LA MUERTE Y EL DUELO DESDE UNA PERSPECTIVA TRANSPERSONAL
LA MUERTE Y EL DUELO
DESDE UNA PERSPECTIVA TRANSPERSONAL
Pocos días antes de cumplir los 31 años, mi padre falleció de
un ataque al corazón. A partir de entonces, mi vida dio un giro de 180
grados. Nada podía haberme anticipado
todo lo que he vivido, y sigo viviendo desde entonces, y como todo mi sistema
de creencias se derrumbaría para dar cabida a aquello que llegó después.
Fue un miércoles por la tarde, un noviembre lluvioso. Volvía
del trabajo, aunque aquél día retrasé un poco mi llegada a casa. Decidí ir a un
centro comercial próximo al centro escolar donde trabajaba, a dar una vuelta, a
aclarar ideas, a mirar sin ver nada en concreto. Solo perderme en la
profundidad de mis pensamientos. Sin nadie conocido alrededor. Mientras paseaba
por el centro comercial, comencé a sentir una tensión interna muy fuerte, me
sentía incómoda y con una prisa inusual por volver a casa, así que, sin
pensarlo dos veces, me marché.
Al llegar a casa, aún en el umbral, escuché de fondo los
ladridos de nuestra querida Minie, que al parecer ya me había escuchado o me
había “olido” llegar. Abrí la puerta. Los ladridos no cesaban. Escuché música
que provenía del despacho de mi padre. “Papá, ya estoy en casa”. Pero nadie
contestó. Y volví a repetir: “Papá, ya estoy aquí”, mientras me adentraba por
el pasillo hacia su despacho. Y entonces, le vi.

### Lista de tareas
**A)** Responde estas preguntas sobre el relato:
(i) ¿De qué murió el padre?
(ii) ¿Qué día de la semana ocurrió?
(iii) ¿Cómo se llama el animal que ladraba al llegar a casa?
**B)** Saca del relato el pasaje que va de "Fue un miércoles" a "veces, me marché." y cópialo tal cual.
**C)** Sigue escribiendo el relato sobre la muerte del padre justo después de la última frase.
Las filas no tienen nada que ver con esto.

### Extracto de datos
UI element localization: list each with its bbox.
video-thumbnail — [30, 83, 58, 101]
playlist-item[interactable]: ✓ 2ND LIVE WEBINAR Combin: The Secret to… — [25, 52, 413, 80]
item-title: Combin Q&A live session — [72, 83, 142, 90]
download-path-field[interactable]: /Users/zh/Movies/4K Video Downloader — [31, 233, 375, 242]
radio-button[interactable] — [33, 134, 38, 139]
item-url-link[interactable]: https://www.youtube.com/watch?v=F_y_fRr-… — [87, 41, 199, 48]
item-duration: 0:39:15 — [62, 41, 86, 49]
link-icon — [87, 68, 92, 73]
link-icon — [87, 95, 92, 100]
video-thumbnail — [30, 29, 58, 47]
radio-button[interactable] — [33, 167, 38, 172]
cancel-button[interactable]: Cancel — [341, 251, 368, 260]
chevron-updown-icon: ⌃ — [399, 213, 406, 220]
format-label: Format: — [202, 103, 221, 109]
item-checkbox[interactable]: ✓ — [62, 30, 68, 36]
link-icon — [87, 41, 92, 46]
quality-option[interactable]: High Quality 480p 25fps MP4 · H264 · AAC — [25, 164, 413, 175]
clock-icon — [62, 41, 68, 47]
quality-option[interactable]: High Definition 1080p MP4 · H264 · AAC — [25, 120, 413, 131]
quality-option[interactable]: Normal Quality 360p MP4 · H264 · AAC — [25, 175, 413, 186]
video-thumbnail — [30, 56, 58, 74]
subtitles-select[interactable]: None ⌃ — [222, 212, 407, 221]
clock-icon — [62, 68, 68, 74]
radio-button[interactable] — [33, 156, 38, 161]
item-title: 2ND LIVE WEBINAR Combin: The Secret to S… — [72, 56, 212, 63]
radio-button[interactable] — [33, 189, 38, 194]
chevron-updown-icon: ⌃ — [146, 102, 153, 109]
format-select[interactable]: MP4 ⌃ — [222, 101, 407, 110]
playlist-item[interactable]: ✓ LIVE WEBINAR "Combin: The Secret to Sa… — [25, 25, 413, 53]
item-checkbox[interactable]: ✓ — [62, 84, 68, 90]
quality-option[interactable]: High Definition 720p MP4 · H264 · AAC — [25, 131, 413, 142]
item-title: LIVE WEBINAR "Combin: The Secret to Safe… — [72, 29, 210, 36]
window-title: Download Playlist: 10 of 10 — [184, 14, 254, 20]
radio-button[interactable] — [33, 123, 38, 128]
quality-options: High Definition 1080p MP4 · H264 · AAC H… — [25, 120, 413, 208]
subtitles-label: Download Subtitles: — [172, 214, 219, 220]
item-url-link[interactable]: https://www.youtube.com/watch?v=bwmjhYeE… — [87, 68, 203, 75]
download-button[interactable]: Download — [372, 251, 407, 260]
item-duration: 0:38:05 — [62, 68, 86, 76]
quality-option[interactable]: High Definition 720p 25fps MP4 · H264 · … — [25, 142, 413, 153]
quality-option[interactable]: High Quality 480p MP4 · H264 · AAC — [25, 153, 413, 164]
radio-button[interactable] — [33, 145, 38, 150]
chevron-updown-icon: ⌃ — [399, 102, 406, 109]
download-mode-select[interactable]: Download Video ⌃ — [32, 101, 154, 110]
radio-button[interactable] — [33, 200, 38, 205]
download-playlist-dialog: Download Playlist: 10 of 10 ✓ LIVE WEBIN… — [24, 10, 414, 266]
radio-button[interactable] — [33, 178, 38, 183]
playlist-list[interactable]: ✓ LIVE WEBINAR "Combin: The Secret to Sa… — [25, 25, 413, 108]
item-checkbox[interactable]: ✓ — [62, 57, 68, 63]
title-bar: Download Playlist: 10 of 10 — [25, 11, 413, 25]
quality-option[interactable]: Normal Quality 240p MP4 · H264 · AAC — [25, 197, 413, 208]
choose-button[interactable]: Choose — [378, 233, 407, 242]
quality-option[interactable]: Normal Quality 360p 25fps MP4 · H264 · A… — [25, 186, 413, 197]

### Respuestas
**A)**
(i) De un ataque al corazón.
(ii) Un miércoles, por la tarde.
(iii) Minie.

**B)**
Fue un miércoles por la tarde, un noviembre lluvioso. Volvía
del trabajo, aunque aquél día retrasé un poco mi llegada a casa. Decidí ir a un
centro comercial próximo al centro escolar donde trabajaba, a dar una vuelta, a
aclarar ideas, a mirar sin ver nada en concreto. Solo perderme en la
profundidad de mis pensamientos. Sin nadie conocido alrededor. Mientras paseaba
por el centro comercial, comencé a sentir una tensión interna muy fuerte, me
sentía incómoda y con una prisa inusual por volver a casa, así que, sin
pensarlo dos veces, me marché.

**C)**
No supe muy bien qué hacer, adonde ir, a quién buscar. No
pude hablar, razonar o pensar con claridad. Solo podía mirar a mi padre, en su
despacho, sentado sobre su silla, inmóvil. Mis dedos temblorosos no fueron
capaces de marcar un número de teléfono acertado para que alguien, a la otra
parte del hilo, se dispusiera a venir a rescatarnos. Tan solo pude abrazarle y
gritar con todas mis fuerzas, ni siquiera llorar, “papá, papá, escúchame, no te
vayas”. Perdí la cuenta de las veces que repetí aquello. Era como un mantra.
Como si al pronunciar aquellas palabras repetidas veces y con mayor intensidad
cada vez, fuera, de pronto, a suceder un milagro que me devolviera a mi padre
con vida. Todo mi mundo se detuvo entonces, no sé el tiempo que pasé allí, gritando
desconsolada, abrazando y agitando el cuerpo de mi padre.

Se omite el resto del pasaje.